### The problem
Transcribe the listing that follows in full, omitting pictures.

***** Excerpted data

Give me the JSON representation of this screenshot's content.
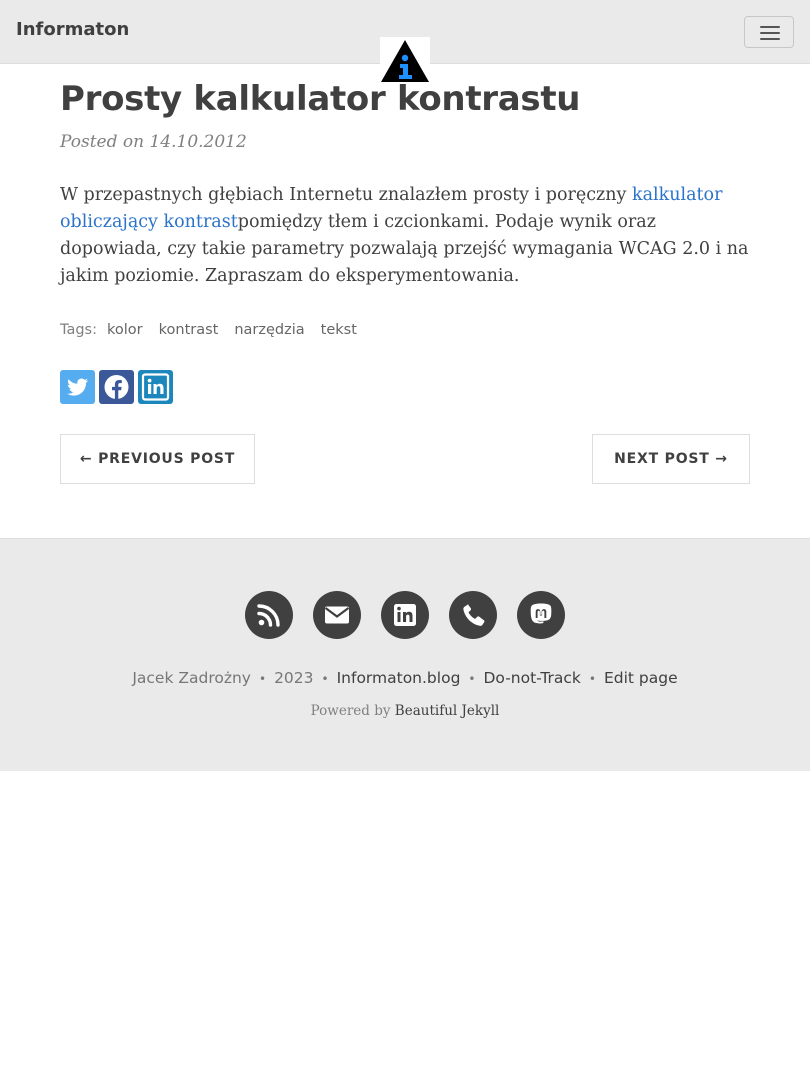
{
  "header": {
    "brand": "Informaton",
    "logo_icon": "informaton-triangle-logo-icon",
    "menu_icon": "hamburger-menu-icon"
  },
  "post": {
    "title": "Prosty kalkulator kontrastu",
    "posted_on": "Posted on 14.10.2012",
    "body_before_link": "W przepastnych głębiach Internetu znalazłem prosty i poręczny ",
    "link_text": "kalkulator obliczający kontrast",
    "body_after_link": "pomiędzy tłem i czcionkami. Podaje wynik oraz dopowiada, czy takie parametry pozwalają przejść wymagania WCAG 2.0 i na jakim poziomie. Zapraszam do eksperymentowania.",
    "tags_label": "Tags:",
    "tags": [
      "kolor",
      "kontrast",
      "narzędzia",
      "tekst"
    ]
  },
  "share": {
    "icons": [
      "twitter-icon",
      "facebook-icon",
      "linkedin-icon"
    ]
  },
  "pager": {
    "previous": "← PREVIOUS POST",
    "next": "NEXT POST →"
  },
  "footer": {
    "icons": [
      "rss-icon",
      "envelope-icon",
      "linkedin-icon",
      "phone-icon",
      "mastodon-icon"
    ],
    "author": "Jacek Zadrożny",
    "sep": "•",
    "year": "2023",
    "blog_link": "Informaton.blog",
    "dnt_link": "Do-not-Track",
    "edit_link": "Edit page",
    "powered_by": "Powered by",
    "powered_link": "Beautiful Jekyll"
  },
  "colors": {
    "link": "#2a73c9",
    "nav_bg": "#eaeaea",
    "twitter": "#55acee",
    "facebook": "#3b5998",
    "linkedin": "#1c87bd",
    "logo_blue": "#1e90ff"
  }
}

**********

### The response
Give me the JSON representation of this screenshot's content.
{
  "header": {
    "brand": "Informaton",
    "logo_icon": "informaton-triangle-logo-icon",
    "menu_icon": "hamburger-menu-icon"
  },
  "post": {
    "title": "Prosty kalkulator kontrastu",
    "posted_on": "Posted on 14.10.2012",
    "body_before_link": "W przepastnych głębiach Internetu znalazłem prosty i poręczny ",
    "link_text": "kalkulator obliczający kontrast",
    "body_after_link": "pomiędzy tłem i czcionkami. Podaje wynik oraz dopowiada, czy takie parametry pozwalają przejść wymagania WCAG 2.0 i na jakim poziomie. Zapraszam do eksperymentowania.",
    "tags_label": "Tags:",
    "tags": [
      "kolor",
      "kontrast",
      "narzędzia",
      "tekst"
    ]
  },
  "share": {
    "icons": [
      "twitter-icon",
      "facebook-icon",
      "linkedin-icon"
    ]
  },
  "pager": {
    "previous": "← PREVIOUS POST",
    "next": "NEXT POST →"
  },
  "footer": {
    "icons": [
      "rss-icon",
      "envelope-icon",
      "linkedin-icon",
      "phone-icon",
      "mastodon-icon"
    ],
    "author": "Jacek Zadrożny",
    "sep": "•",
    "year": "2023",
    "blog_link": "Informaton.blog",
    "dnt_link": "Do-not-Track",
    "edit_link": "Edit page",
    "powered_by": "Powered by",
    "powered_link": "Beautiful Jekyll"
  },
  "colors": {
    "link": "#2a73c9",
    "nav_bg": "#eaeaea",
    "twitter": "#55acee",
    "facebook": "#3b5998",
    "linkedin": "#1c87bd",
    "logo_blue": "#1e90ff"
  }
}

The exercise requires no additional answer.